#### [WHAT YOU HAVE TO DO]
Scan each line of the records for the word "Sistema" and extract the ones that have it.

Rows from a figure dataset

※ ※ ※

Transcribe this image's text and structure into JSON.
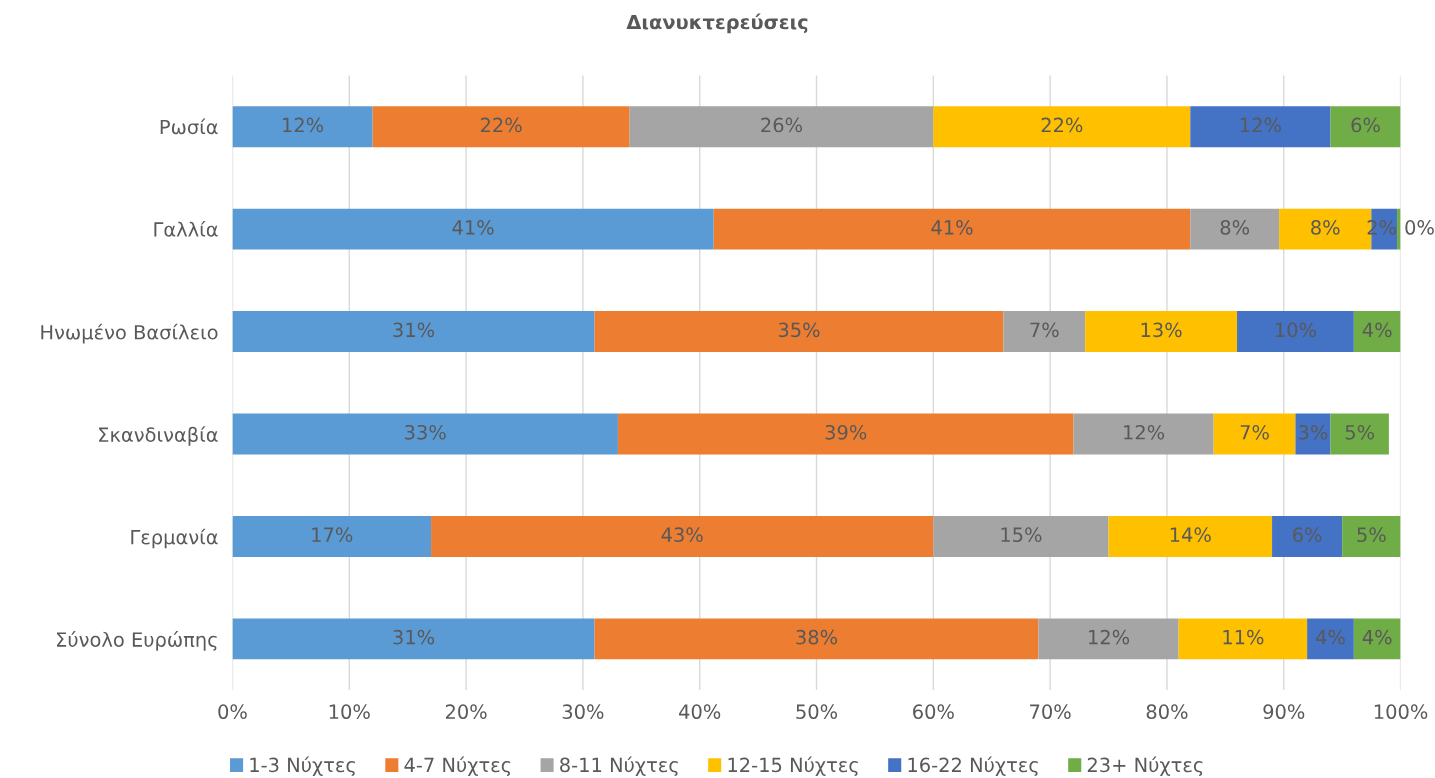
{
  "chart_data": {
    "type": "bar",
    "orientation": "horizontal",
    "stacked": true,
    "title": "Διανυκτερεύσεις",
    "categories": [
      "Ρωσία",
      "Γαλλία",
      "Ηνωμένο Βασίλειο",
      "Σκανδιναβία",
      "Γερμανία",
      "Σύνολο Ευρώπης"
    ],
    "series": [
      {
        "name": "1-3 Νύχτες",
        "color": "#5b9bd5",
        "values": [
          12,
          41.2,
          31,
          33,
          17,
          31
        ],
        "value_labels": [
          "12%",
          "41%",
          "31%",
          "33%",
          "17%",
          "31%"
        ]
      },
      {
        "name": "4-7 Νύχτες",
        "color": "#ed7d31",
        "values": [
          22,
          40.8,
          35,
          39,
          43,
          38
        ],
        "value_labels": [
          "22%",
          "41%",
          "35%",
          "39%",
          "43%",
          "38%"
        ]
      },
      {
        "name": "8-11 Νύχτες",
        "color": "#a5a5a5",
        "values": [
          26,
          7.6,
          7,
          12,
          15,
          12
        ],
        "value_labels": [
          "26%",
          "8%",
          "7%",
          "12%",
          "15%",
          "12%"
        ]
      },
      {
        "name": "12-15 Νύχτες",
        "color": "#ffc000",
        "values": [
          22,
          7.9,
          13,
          7,
          14,
          11
        ],
        "value_labels": [
          "22%",
          "8%",
          "13%",
          "7%",
          "14%",
          "11%"
        ]
      },
      {
        "name": "16-22 Νύχτες",
        "color": "#4472c4",
        "values": [
          12,
          2.2,
          10,
          3,
          6,
          4
        ],
        "value_labels": [
          "12%",
          "2%",
          "10%",
          "3%",
          "6%",
          "4%"
        ]
      },
      {
        "name": "23+ Νύχτες",
        "color": "#70ad47",
        "values": [
          6,
          0.3,
          4,
          5,
          5,
          4
        ],
        "value_labels": [
          "6%",
          "0%",
          "4%",
          "5%",
          "5%",
          "4%"
        ]
      }
    ],
    "xlim": [
      0,
      100
    ],
    "xticks": [
      {
        "value": 0,
        "label": "0%"
      },
      {
        "value": 10,
        "label": "10%"
      },
      {
        "value": 20,
        "label": "20%"
      },
      {
        "value": 30,
        "label": "30%"
      },
      {
        "value": 40,
        "label": "40%"
      },
      {
        "value": 50,
        "label": "50%"
      },
      {
        "value": 60,
        "label": "60%"
      },
      {
        "value": 70,
        "label": "70%"
      },
      {
        "value": 80,
        "label": "80%"
      },
      {
        "value": 90,
        "label": "90%"
      },
      {
        "value": 100,
        "label": "100%"
      }
    ],
    "grid": "x",
    "legend": "bottom"
  }
}
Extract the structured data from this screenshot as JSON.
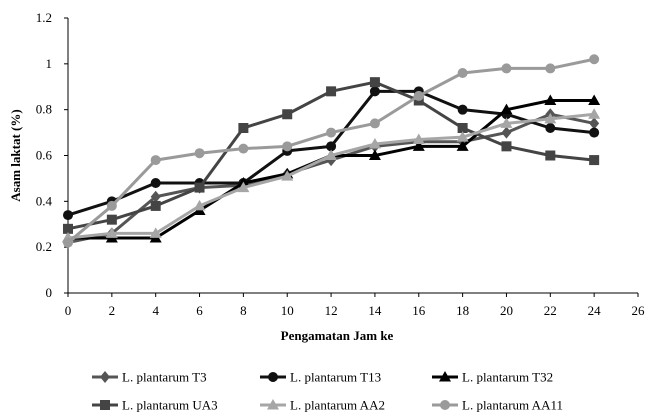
{
  "chart_data": {
    "type": "line",
    "title": "",
    "xlabel": "Pengamatan Jam ke",
    "ylabel": "Asam laktat (%)",
    "xlim": [
      0,
      26
    ],
    "ylim": [
      0,
      1.2
    ],
    "x_ticks": [
      0,
      2,
      4,
      6,
      8,
      10,
      12,
      14,
      16,
      18,
      20,
      22,
      24,
      26
    ],
    "y_ticks": [
      0,
      0.2,
      0.4,
      0.6,
      0.8,
      1,
      1.2
    ],
    "y_tick_labels": [
      "0",
      "0.2",
      "0.4",
      "0.6",
      "0.8",
      "1",
      "1.2"
    ],
    "grid": false,
    "legend_position": "bottom",
    "x": [
      0,
      2,
      4,
      6,
      8,
      10,
      12,
      14,
      16,
      18,
      20,
      22,
      24
    ],
    "series": [
      {
        "name": "L. plantarum T3",
        "marker": "diamond",
        "color": "#555555",
        "values": [
          0.22,
          0.26,
          0.42,
          0.46,
          0.47,
          0.52,
          0.58,
          0.64,
          0.66,
          0.66,
          0.7,
          0.78,
          0.74
        ]
      },
      {
        "name": "L. plantarum T13",
        "marker": "circle",
        "color": "#111111",
        "values": [
          0.34,
          0.4,
          0.48,
          0.48,
          0.48,
          0.62,
          0.64,
          0.88,
          0.88,
          0.8,
          0.78,
          0.72,
          0.7
        ]
      },
      {
        "name": "L. plantarum T32",
        "marker": "triangle",
        "color": "#000000",
        "values": [
          0.24,
          0.24,
          0.24,
          0.36,
          0.48,
          0.52,
          0.6,
          0.6,
          0.64,
          0.64,
          0.8,
          0.84,
          0.84
        ]
      },
      {
        "name": "L. plantarum UA3",
        "marker": "square",
        "color": "#444444",
        "values": [
          0.28,
          0.32,
          0.38,
          0.46,
          0.72,
          0.78,
          0.88,
          0.92,
          0.84,
          0.72,
          0.64,
          0.6,
          0.58
        ]
      },
      {
        "name": "L. plantarum AA2",
        "marker": "triangle",
        "color": "#a6a6a6",
        "values": [
          0.24,
          0.26,
          0.26,
          0.38,
          0.46,
          0.51,
          0.6,
          0.65,
          0.67,
          0.68,
          0.74,
          0.76,
          0.78
        ]
      },
      {
        "name": "L. plantarum AA11",
        "marker": "circle",
        "color": "#9a9a9a",
        "values": [
          0.22,
          0.38,
          0.58,
          0.61,
          0.63,
          0.64,
          0.7,
          0.74,
          0.86,
          0.96,
          0.98,
          0.98,
          1.02
        ]
      }
    ]
  }
}
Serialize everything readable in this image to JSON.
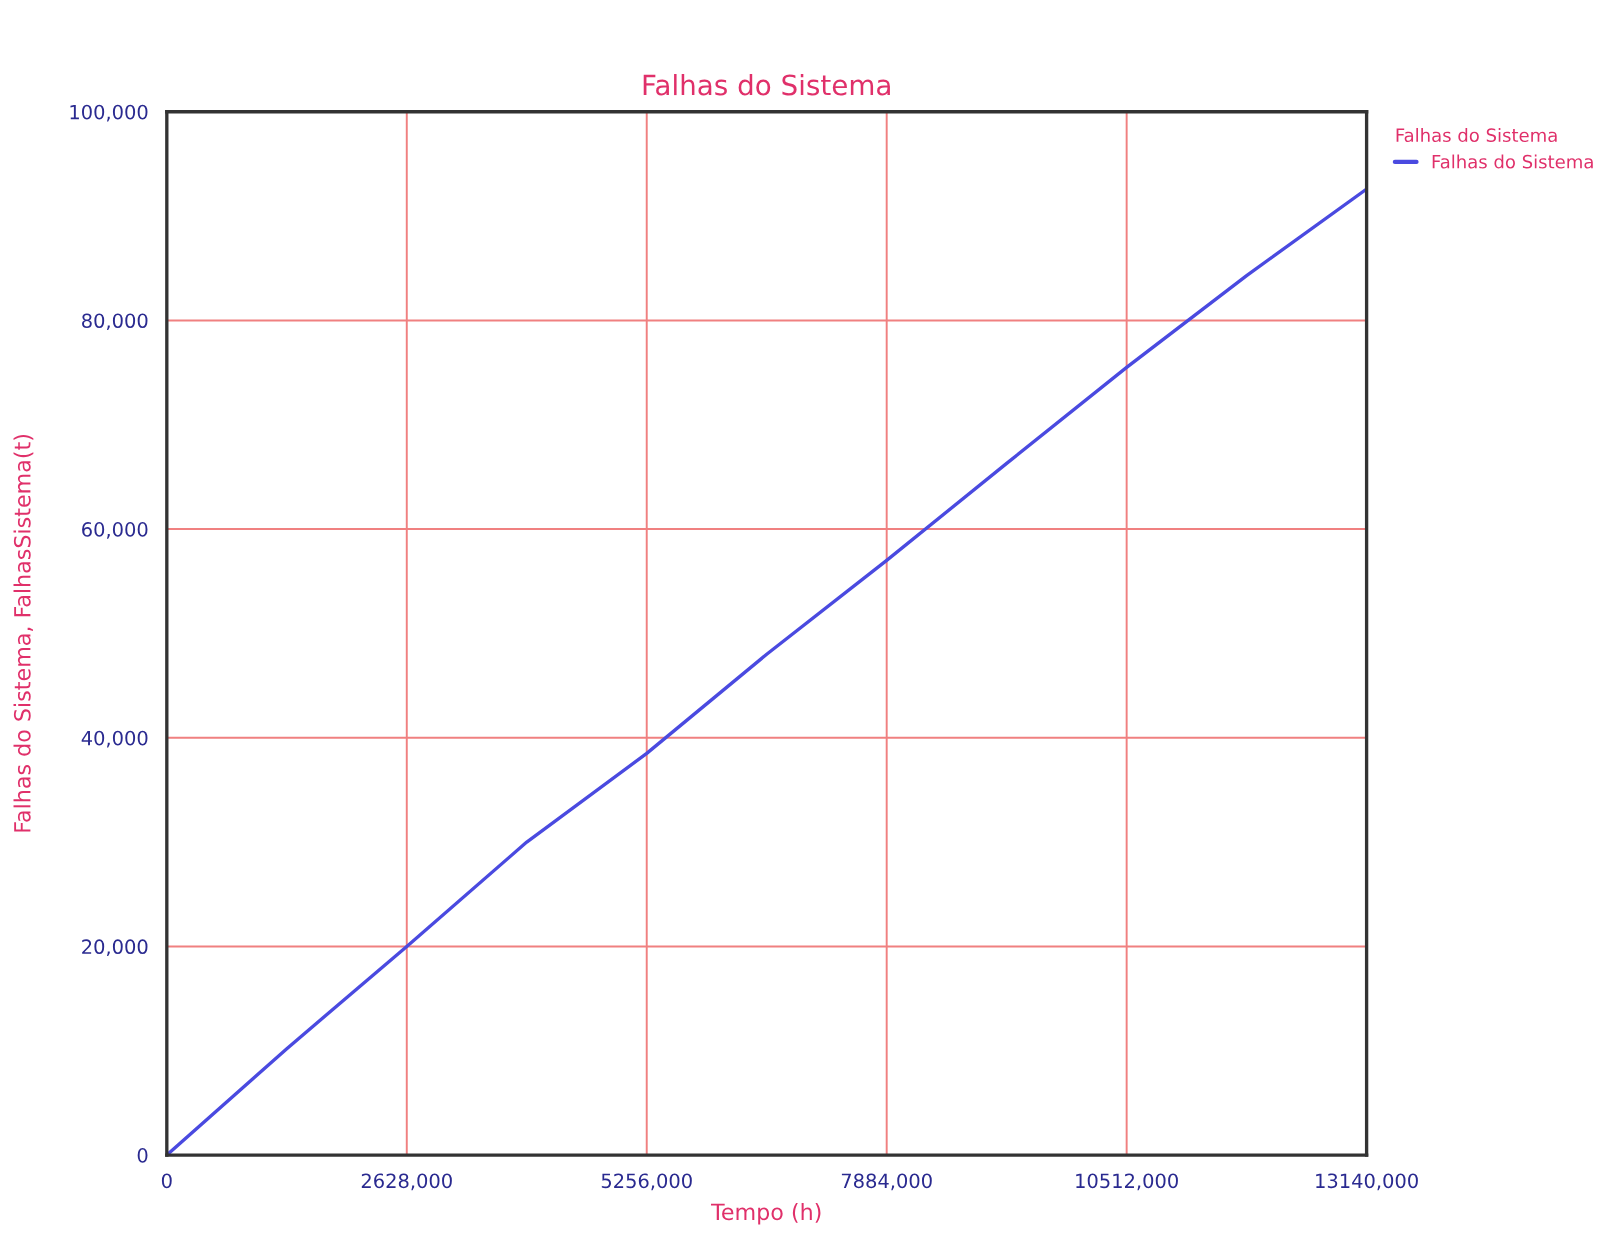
{
  "chart_data": {
    "type": "line",
    "title": "Falhas do Sistema",
    "xlabel": "Tempo (h)",
    "ylabel": "Falhas do Sistema, FalhasSistema(t)",
    "legend_title": "Falhas do Sistema",
    "categories": [
      "0",
      null,
      "2628,000",
      null,
      "5256,000",
      null,
      "7884,000",
      null,
      "10512,000",
      null,
      "13140,000"
    ],
    "series": [
      {
        "name": "Falhas do Sistema",
        "color": "#4a4ae0",
        "values": [
          0,
          10200,
          20000,
          30000,
          38500,
          48000,
          57000,
          66300,
          75500,
          84300,
          92600
        ]
      }
    ],
    "ylim": [
      0,
      100000
    ],
    "yticks": [
      {
        "value": 0,
        "label": "0"
      },
      {
        "value": 20000,
        "label": "20,000"
      },
      {
        "value": 40000,
        "label": "40,000"
      },
      {
        "value": 60000,
        "label": "60,000"
      },
      {
        "value": 80000,
        "label": "80,000"
      },
      {
        "value": 100000,
        "label": "100,000"
      }
    ],
    "grid": true,
    "legend": "top right",
    "marker": "none",
    "line_style": "solid"
  }
}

※ ※ ※

#### [TASK RESPONSE]
    "title": "Falhas do Sistema",
    "ylabel": "Falhas do Sistema, FalhasSistema(t)",
    "legend_title": "Falhas do Sistema",
        "name": "Falhas do Sistema",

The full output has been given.